> EXERCISE DIRECTIONS
Filter the data below for the string "screenshot" and copy each matching line.

--- --- ---

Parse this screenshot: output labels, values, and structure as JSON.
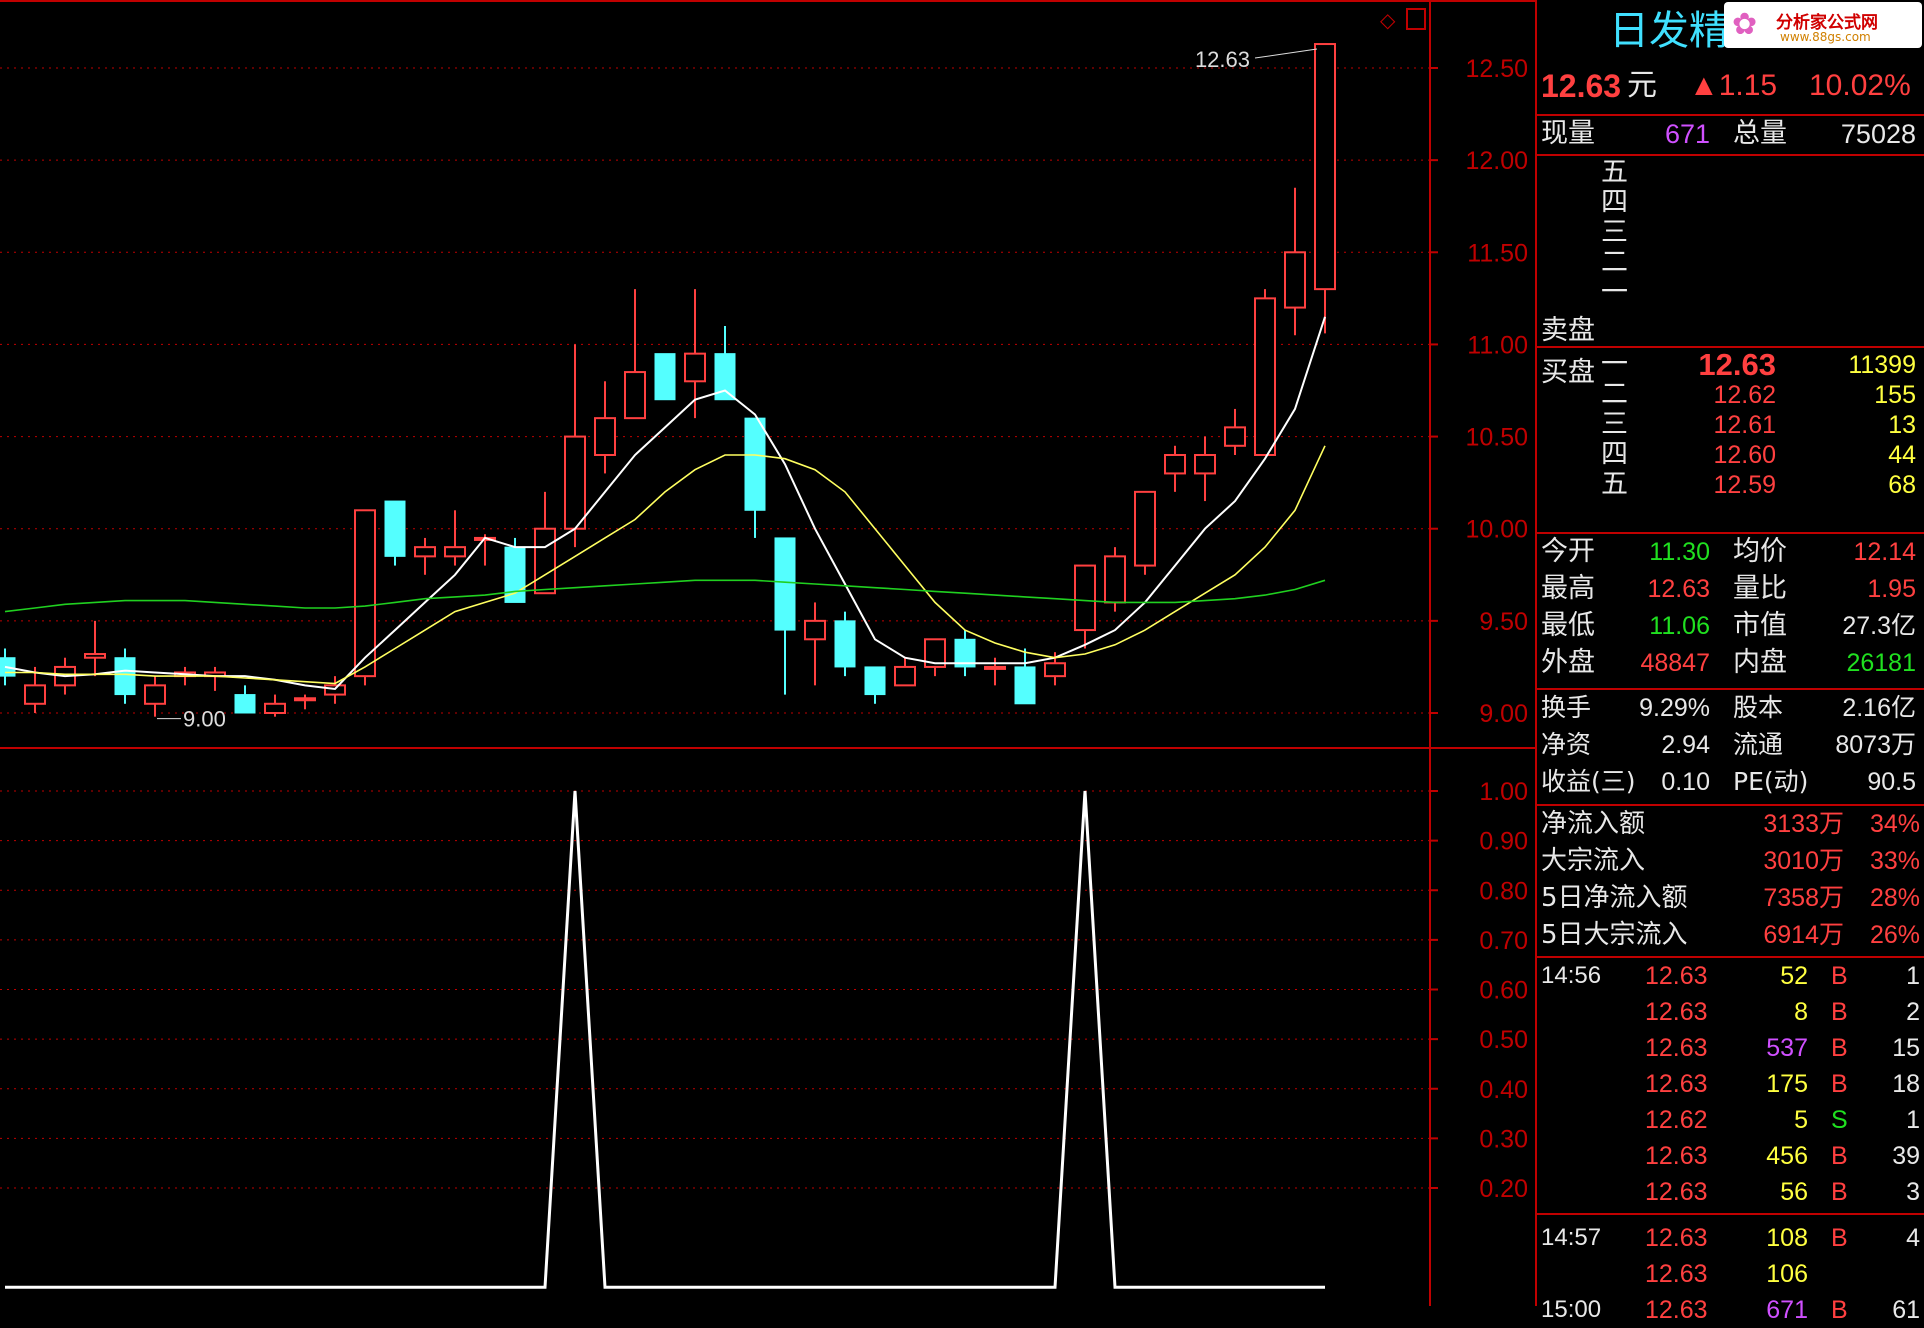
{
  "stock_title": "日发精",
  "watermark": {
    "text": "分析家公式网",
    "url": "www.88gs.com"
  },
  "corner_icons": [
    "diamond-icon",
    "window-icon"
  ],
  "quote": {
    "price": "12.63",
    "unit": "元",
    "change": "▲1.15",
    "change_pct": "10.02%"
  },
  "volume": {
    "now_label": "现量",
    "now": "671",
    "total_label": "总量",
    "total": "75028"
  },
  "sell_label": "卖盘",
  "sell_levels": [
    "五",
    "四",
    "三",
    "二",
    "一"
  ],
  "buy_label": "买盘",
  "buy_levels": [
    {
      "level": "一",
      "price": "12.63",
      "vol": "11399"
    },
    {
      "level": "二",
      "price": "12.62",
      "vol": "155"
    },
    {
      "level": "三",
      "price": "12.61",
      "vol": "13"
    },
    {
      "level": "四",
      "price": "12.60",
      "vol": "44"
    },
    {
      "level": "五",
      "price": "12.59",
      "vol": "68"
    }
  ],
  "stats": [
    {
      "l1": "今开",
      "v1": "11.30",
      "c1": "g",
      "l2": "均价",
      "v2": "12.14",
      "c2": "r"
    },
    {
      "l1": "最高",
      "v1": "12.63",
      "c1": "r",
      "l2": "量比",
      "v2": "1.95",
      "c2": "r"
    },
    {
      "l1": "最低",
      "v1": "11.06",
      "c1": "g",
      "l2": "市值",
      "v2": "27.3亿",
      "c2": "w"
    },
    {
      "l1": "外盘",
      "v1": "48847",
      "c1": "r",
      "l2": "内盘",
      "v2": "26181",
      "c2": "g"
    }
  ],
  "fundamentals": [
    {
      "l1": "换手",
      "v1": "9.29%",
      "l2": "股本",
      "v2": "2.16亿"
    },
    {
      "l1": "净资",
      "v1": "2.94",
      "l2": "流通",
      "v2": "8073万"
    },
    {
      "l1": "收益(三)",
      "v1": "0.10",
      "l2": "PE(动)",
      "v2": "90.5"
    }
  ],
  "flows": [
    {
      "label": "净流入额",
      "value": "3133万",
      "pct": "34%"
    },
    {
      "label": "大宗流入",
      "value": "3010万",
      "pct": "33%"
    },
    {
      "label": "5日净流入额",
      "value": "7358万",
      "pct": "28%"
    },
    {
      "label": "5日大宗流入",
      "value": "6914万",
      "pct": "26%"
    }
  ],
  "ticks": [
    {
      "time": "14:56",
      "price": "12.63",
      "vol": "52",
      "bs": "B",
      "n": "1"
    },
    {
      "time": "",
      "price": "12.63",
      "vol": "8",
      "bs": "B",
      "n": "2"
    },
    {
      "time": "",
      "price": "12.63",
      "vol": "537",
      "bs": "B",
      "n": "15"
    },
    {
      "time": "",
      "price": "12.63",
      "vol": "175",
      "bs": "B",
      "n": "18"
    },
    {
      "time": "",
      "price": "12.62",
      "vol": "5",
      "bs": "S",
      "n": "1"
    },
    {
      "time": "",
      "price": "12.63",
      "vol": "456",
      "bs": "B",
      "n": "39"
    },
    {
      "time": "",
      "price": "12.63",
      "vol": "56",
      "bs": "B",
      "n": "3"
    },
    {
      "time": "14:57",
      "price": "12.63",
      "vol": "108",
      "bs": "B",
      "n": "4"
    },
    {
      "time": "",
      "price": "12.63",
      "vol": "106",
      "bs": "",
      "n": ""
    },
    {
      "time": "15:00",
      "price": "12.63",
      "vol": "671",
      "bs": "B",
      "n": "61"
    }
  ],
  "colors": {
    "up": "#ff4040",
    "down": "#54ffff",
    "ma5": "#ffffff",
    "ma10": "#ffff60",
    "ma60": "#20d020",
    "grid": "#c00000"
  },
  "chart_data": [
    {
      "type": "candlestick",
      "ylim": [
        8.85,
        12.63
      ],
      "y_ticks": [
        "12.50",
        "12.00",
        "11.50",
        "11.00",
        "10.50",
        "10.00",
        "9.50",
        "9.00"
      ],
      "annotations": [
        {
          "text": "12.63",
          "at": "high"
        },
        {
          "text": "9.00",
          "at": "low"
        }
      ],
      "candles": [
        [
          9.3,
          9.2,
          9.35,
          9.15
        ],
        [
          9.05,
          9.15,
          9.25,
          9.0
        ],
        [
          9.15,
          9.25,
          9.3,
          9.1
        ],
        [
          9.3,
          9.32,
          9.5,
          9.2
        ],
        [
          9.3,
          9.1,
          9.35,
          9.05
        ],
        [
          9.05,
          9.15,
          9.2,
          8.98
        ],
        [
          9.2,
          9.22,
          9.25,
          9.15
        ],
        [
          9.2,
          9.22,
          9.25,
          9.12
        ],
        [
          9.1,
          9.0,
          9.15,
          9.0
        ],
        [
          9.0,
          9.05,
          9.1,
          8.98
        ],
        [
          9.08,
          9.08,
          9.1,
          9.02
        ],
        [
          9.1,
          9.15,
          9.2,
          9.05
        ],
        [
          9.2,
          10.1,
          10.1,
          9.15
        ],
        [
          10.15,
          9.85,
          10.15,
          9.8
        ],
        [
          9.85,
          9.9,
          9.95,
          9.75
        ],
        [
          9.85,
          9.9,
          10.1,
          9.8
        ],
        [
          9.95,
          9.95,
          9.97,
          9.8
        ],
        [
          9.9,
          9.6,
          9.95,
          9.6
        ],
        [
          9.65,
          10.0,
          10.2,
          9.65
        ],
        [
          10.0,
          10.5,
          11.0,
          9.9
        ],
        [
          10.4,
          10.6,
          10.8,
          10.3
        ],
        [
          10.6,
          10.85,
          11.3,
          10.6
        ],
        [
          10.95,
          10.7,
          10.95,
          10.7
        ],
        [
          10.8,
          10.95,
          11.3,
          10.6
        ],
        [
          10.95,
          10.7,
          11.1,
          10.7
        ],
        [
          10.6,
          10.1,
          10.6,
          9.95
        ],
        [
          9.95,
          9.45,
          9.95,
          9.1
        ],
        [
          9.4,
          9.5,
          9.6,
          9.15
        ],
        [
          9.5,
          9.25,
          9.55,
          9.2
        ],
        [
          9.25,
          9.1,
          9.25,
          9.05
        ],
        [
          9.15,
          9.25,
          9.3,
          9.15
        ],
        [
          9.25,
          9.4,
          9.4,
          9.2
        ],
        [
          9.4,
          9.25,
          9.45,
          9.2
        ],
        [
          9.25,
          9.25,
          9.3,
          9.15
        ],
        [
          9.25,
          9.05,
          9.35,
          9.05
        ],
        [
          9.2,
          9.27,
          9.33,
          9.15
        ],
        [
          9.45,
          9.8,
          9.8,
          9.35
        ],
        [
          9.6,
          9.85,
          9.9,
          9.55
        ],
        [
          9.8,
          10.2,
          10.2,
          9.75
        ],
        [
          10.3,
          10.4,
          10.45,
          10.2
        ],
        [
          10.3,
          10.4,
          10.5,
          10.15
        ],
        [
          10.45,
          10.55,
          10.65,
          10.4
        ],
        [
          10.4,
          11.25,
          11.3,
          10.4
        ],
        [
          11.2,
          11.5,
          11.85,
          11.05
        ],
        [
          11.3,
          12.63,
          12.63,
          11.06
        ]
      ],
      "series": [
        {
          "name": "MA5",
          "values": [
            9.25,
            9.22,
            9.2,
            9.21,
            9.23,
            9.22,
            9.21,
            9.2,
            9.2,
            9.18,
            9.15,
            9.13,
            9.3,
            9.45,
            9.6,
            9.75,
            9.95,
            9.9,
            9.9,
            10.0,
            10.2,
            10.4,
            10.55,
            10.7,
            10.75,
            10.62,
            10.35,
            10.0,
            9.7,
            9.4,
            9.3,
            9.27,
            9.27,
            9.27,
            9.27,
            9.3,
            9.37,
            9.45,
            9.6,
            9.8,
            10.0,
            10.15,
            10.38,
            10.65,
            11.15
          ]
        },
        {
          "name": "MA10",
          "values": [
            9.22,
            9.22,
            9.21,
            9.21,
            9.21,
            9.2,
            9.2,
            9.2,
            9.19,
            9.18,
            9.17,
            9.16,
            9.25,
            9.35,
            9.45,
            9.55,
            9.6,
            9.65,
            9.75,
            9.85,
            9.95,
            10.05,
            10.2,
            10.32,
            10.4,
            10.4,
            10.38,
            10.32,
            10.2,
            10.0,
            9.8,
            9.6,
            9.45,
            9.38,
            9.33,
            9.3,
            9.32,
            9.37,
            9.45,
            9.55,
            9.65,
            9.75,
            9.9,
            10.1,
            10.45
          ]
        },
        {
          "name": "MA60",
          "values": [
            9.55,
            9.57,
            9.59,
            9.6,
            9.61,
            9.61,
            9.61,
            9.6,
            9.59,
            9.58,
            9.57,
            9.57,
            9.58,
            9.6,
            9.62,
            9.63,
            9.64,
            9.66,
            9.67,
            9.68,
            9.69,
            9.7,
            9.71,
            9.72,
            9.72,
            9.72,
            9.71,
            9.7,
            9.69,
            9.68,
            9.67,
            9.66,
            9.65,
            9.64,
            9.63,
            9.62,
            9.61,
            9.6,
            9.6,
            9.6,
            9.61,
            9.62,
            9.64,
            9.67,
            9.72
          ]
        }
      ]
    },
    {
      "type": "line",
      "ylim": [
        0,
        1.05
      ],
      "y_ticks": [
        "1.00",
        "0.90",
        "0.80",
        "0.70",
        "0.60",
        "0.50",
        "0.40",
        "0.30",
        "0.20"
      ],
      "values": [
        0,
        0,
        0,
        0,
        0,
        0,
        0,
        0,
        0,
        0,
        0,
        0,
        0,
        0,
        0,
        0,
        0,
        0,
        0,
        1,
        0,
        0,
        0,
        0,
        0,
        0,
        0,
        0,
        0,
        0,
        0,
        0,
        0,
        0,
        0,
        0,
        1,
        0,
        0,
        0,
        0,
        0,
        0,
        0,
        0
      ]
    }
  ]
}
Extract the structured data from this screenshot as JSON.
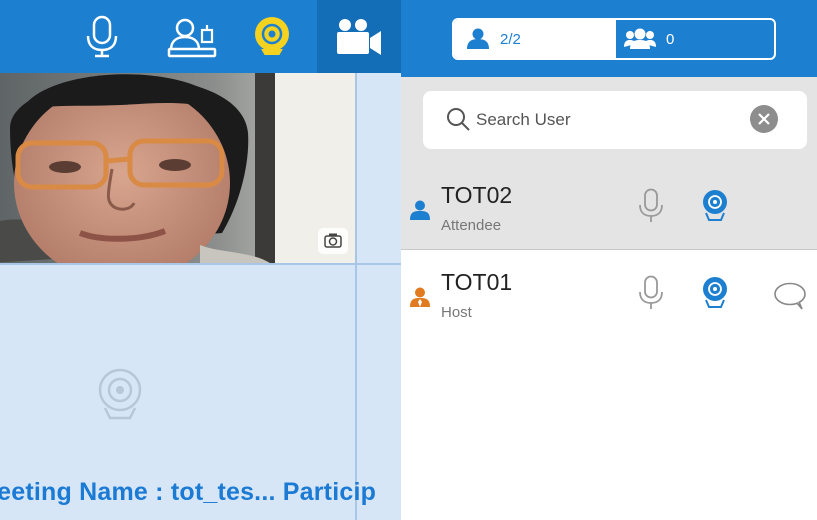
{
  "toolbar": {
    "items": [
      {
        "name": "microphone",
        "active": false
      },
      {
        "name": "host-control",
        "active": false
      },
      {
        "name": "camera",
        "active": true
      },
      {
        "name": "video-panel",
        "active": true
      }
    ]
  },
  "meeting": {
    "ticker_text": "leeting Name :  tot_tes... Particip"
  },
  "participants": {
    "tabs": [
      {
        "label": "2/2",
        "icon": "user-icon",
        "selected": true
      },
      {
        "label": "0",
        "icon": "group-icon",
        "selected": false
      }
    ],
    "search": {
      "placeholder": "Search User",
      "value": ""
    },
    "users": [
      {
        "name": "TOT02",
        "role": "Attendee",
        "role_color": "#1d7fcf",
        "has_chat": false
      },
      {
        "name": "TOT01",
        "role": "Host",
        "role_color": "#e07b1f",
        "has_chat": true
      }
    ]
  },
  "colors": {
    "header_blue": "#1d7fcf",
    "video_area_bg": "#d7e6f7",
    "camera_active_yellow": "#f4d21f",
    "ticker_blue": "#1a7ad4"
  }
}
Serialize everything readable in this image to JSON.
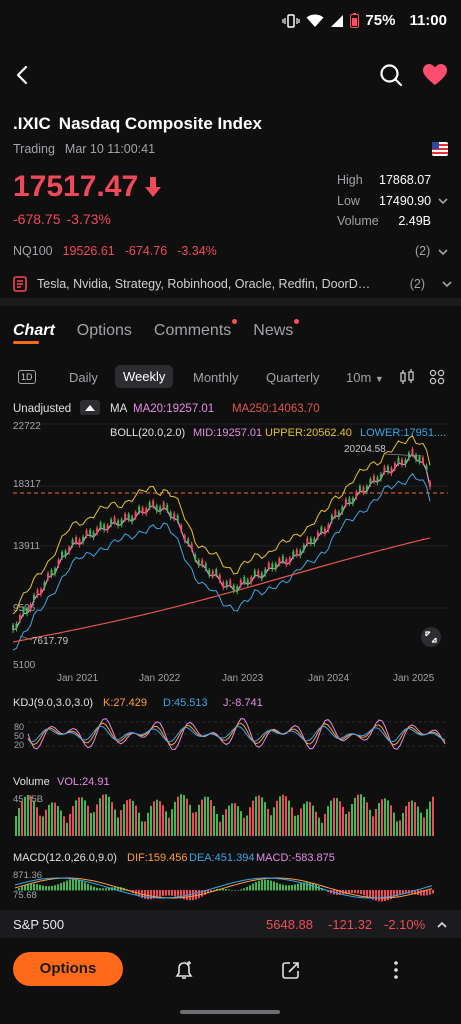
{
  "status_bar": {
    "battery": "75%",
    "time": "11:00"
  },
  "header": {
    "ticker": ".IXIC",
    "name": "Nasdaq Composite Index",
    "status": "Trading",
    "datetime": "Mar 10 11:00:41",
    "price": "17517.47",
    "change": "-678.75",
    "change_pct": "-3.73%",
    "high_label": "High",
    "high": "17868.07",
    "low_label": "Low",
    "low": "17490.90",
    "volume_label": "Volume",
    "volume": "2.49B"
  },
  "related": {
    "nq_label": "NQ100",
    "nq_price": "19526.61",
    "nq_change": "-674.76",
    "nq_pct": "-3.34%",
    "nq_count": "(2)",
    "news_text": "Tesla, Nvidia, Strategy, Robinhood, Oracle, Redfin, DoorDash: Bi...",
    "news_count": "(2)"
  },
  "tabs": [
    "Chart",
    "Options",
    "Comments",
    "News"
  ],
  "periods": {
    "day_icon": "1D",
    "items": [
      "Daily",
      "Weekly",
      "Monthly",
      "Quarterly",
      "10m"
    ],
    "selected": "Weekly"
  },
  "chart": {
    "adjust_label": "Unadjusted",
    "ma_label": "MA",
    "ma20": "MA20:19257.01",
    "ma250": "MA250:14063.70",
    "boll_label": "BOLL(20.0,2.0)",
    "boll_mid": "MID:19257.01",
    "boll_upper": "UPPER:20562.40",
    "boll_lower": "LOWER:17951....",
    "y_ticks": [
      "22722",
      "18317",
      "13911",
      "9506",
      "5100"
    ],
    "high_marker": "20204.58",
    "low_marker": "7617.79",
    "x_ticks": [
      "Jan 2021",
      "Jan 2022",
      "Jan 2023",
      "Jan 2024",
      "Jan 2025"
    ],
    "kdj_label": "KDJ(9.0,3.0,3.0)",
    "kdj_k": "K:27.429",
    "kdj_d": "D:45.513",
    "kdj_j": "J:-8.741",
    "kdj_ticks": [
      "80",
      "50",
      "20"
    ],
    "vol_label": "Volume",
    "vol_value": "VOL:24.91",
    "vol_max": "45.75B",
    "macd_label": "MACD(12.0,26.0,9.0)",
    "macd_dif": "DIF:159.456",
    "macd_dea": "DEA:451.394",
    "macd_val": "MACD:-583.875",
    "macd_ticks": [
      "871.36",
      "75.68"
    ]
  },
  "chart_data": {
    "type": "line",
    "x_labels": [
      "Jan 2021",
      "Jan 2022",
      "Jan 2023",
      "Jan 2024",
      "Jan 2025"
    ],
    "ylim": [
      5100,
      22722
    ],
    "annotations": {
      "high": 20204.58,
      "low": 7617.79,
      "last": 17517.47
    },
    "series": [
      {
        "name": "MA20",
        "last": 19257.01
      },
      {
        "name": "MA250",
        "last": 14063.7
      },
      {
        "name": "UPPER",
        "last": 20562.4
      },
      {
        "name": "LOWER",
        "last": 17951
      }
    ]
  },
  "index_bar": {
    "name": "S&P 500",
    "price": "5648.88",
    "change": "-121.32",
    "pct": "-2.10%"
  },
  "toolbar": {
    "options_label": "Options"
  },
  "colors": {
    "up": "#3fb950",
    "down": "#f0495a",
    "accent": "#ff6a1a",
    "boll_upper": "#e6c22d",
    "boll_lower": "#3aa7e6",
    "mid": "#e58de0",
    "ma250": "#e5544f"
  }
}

--- --- ---

> COMPLETED TASK
Parse this screenshot: output labels, values, and structure as JSON.
Extract the structured data from this screenshot as JSON.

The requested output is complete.